Given instruction: Count every line in the following entries where the word "mean" appears. Give the count alone.

Supplied material:
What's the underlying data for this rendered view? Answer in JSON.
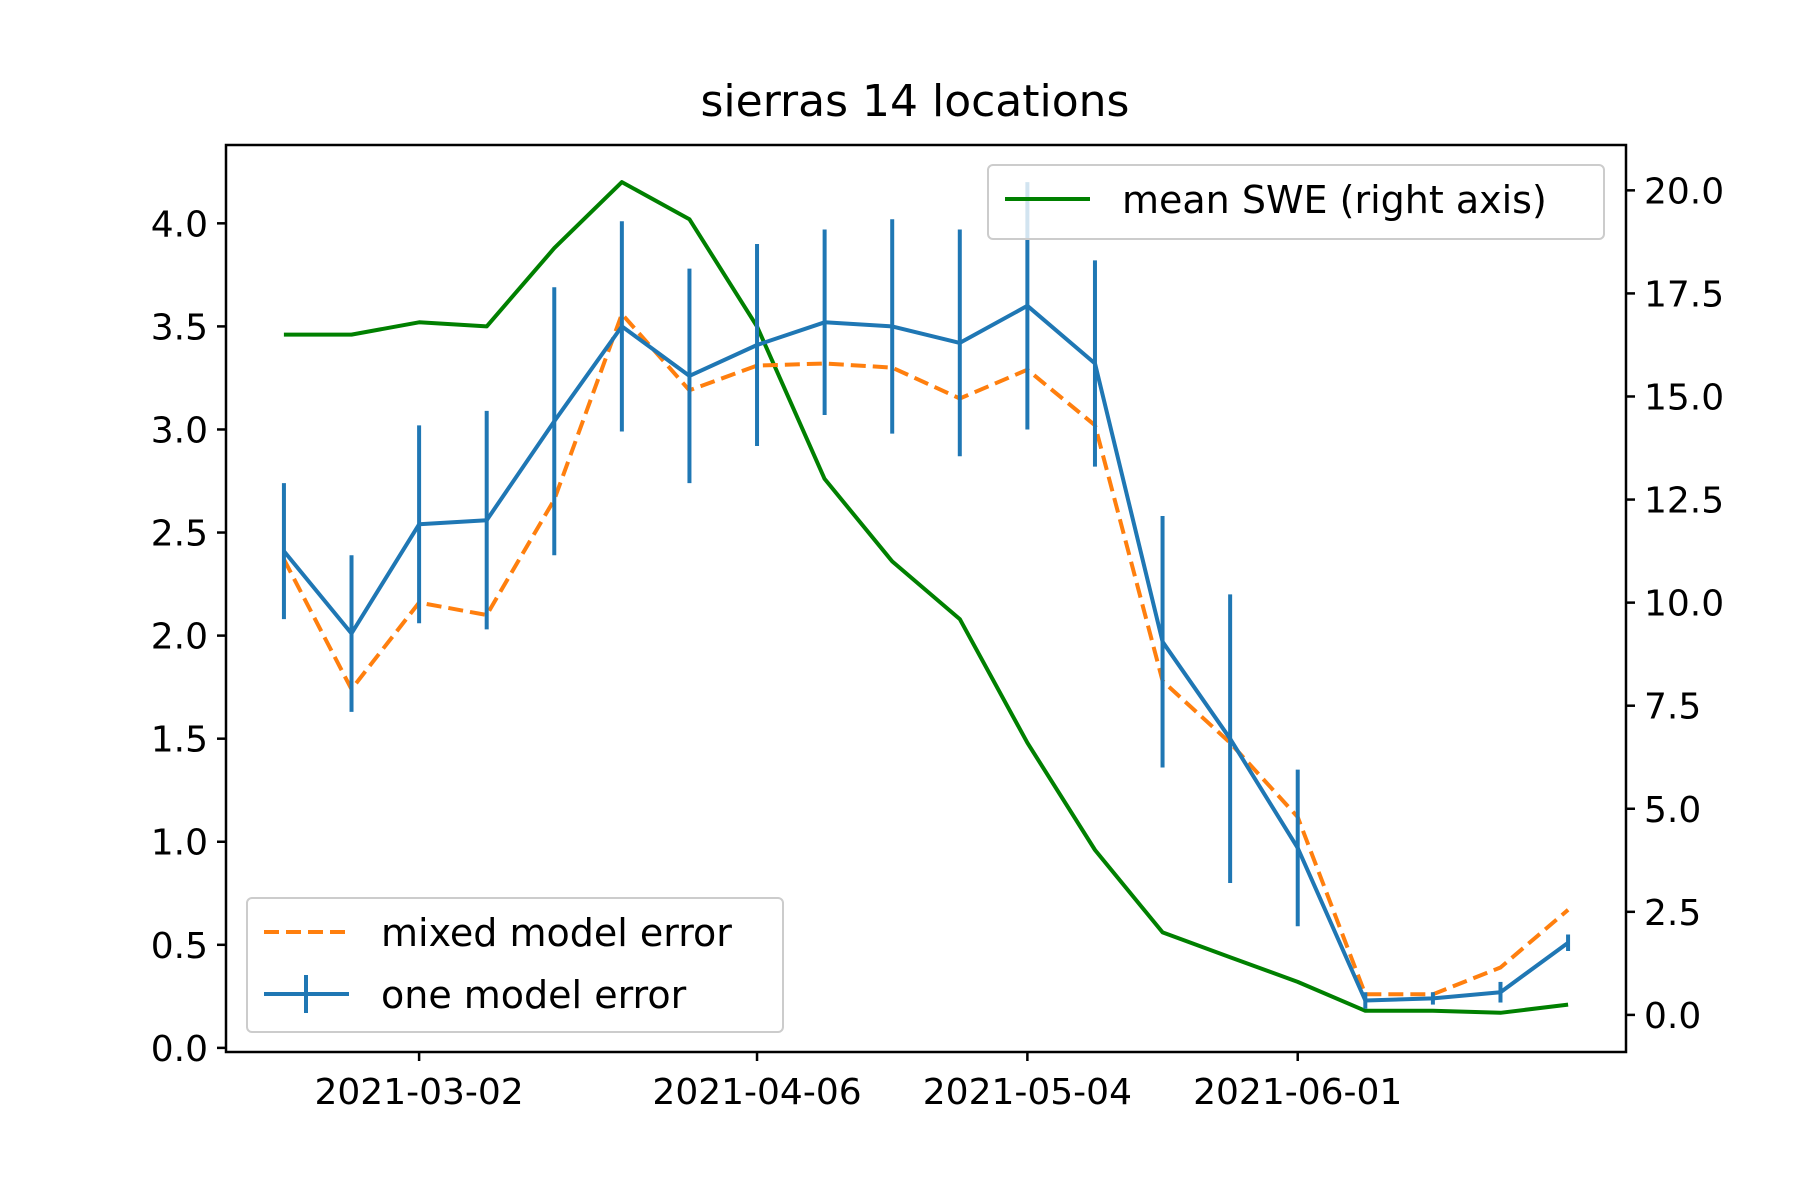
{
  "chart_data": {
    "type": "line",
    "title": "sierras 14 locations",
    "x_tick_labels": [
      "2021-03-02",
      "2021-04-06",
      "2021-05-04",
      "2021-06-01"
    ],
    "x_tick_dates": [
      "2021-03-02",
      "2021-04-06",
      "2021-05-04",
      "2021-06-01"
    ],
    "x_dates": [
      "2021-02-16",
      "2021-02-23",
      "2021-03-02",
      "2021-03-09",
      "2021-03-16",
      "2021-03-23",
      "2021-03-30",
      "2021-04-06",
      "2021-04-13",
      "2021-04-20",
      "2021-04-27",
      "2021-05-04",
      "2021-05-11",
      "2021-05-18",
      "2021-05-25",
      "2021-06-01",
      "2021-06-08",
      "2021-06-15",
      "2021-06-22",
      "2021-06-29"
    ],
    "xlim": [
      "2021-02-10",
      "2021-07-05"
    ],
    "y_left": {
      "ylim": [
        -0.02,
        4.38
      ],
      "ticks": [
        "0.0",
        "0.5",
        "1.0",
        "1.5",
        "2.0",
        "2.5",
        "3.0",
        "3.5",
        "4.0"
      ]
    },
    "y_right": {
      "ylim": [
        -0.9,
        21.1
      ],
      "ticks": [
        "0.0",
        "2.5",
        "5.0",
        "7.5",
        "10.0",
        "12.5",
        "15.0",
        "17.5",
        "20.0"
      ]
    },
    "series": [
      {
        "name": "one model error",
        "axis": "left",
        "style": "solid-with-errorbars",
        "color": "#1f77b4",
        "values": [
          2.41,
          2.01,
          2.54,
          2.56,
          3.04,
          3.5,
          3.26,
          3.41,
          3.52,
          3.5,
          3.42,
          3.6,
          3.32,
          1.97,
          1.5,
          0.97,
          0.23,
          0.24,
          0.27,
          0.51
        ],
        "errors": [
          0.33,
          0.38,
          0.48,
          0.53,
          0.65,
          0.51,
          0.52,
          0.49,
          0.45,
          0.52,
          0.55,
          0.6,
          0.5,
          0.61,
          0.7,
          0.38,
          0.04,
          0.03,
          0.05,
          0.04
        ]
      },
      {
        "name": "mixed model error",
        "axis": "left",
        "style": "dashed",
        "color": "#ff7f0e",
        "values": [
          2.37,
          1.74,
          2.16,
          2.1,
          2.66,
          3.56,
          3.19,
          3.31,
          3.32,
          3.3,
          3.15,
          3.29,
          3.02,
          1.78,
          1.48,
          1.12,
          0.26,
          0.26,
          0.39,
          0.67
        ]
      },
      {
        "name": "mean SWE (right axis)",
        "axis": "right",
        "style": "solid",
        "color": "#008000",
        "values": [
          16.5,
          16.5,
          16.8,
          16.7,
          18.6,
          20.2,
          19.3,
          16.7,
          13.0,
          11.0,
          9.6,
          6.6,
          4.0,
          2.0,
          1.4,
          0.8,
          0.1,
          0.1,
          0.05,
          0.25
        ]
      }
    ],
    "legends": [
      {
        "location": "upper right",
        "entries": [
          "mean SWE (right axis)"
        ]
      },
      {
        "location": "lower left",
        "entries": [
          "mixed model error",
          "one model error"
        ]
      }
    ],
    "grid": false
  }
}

...

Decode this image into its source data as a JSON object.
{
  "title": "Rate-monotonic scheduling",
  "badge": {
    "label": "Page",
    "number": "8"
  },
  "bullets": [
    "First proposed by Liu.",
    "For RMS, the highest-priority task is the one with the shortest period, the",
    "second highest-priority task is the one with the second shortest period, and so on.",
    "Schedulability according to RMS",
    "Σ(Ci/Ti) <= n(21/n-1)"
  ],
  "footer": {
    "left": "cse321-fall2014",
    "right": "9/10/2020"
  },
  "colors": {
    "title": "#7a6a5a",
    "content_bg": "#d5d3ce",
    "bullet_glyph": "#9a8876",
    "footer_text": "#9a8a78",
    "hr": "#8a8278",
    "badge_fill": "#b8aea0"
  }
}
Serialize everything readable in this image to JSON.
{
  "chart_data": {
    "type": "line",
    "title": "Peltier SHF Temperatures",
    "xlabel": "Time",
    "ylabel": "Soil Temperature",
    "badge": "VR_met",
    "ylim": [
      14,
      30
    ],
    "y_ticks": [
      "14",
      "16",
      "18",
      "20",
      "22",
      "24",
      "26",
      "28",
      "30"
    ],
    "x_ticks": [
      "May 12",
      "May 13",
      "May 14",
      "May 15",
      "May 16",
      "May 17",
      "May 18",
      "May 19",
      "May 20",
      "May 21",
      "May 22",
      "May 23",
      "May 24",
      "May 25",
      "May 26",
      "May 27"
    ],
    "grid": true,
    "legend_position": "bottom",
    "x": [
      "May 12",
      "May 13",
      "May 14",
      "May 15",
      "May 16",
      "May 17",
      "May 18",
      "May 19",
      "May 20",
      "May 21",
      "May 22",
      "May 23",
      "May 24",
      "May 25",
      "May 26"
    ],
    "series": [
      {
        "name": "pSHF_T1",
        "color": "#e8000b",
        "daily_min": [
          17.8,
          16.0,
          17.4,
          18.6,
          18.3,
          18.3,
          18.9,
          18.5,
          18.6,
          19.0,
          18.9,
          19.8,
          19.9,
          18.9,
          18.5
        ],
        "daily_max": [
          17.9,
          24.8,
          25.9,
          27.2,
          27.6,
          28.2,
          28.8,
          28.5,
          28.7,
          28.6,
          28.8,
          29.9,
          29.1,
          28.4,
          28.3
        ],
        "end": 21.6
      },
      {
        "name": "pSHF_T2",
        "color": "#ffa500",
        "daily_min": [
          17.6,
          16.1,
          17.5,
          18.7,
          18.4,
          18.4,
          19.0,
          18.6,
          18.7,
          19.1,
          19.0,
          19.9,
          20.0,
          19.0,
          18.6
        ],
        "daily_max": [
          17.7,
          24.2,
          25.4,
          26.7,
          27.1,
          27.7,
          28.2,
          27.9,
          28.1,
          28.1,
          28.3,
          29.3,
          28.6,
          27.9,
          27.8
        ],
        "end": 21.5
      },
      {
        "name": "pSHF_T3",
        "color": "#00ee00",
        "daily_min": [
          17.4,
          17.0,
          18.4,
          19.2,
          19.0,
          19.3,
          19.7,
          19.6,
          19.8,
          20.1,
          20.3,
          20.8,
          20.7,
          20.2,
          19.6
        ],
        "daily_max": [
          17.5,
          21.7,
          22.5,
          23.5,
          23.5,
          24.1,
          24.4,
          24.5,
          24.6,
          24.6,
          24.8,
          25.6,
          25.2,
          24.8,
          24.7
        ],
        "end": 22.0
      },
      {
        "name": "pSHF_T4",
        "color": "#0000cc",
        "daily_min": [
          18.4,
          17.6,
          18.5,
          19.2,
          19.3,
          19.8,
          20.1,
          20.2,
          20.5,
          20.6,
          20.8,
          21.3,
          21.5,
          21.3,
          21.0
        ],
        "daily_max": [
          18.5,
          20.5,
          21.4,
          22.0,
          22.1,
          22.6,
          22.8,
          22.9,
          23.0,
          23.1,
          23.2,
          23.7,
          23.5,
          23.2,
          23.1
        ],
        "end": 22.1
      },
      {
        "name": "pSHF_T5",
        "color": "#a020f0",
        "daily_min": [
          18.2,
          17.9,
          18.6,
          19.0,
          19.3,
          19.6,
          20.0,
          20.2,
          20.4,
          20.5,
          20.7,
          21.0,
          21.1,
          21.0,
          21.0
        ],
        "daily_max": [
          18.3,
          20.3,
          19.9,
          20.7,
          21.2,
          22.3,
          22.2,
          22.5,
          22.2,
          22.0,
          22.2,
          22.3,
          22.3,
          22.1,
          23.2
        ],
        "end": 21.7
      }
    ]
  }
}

Complete response: 2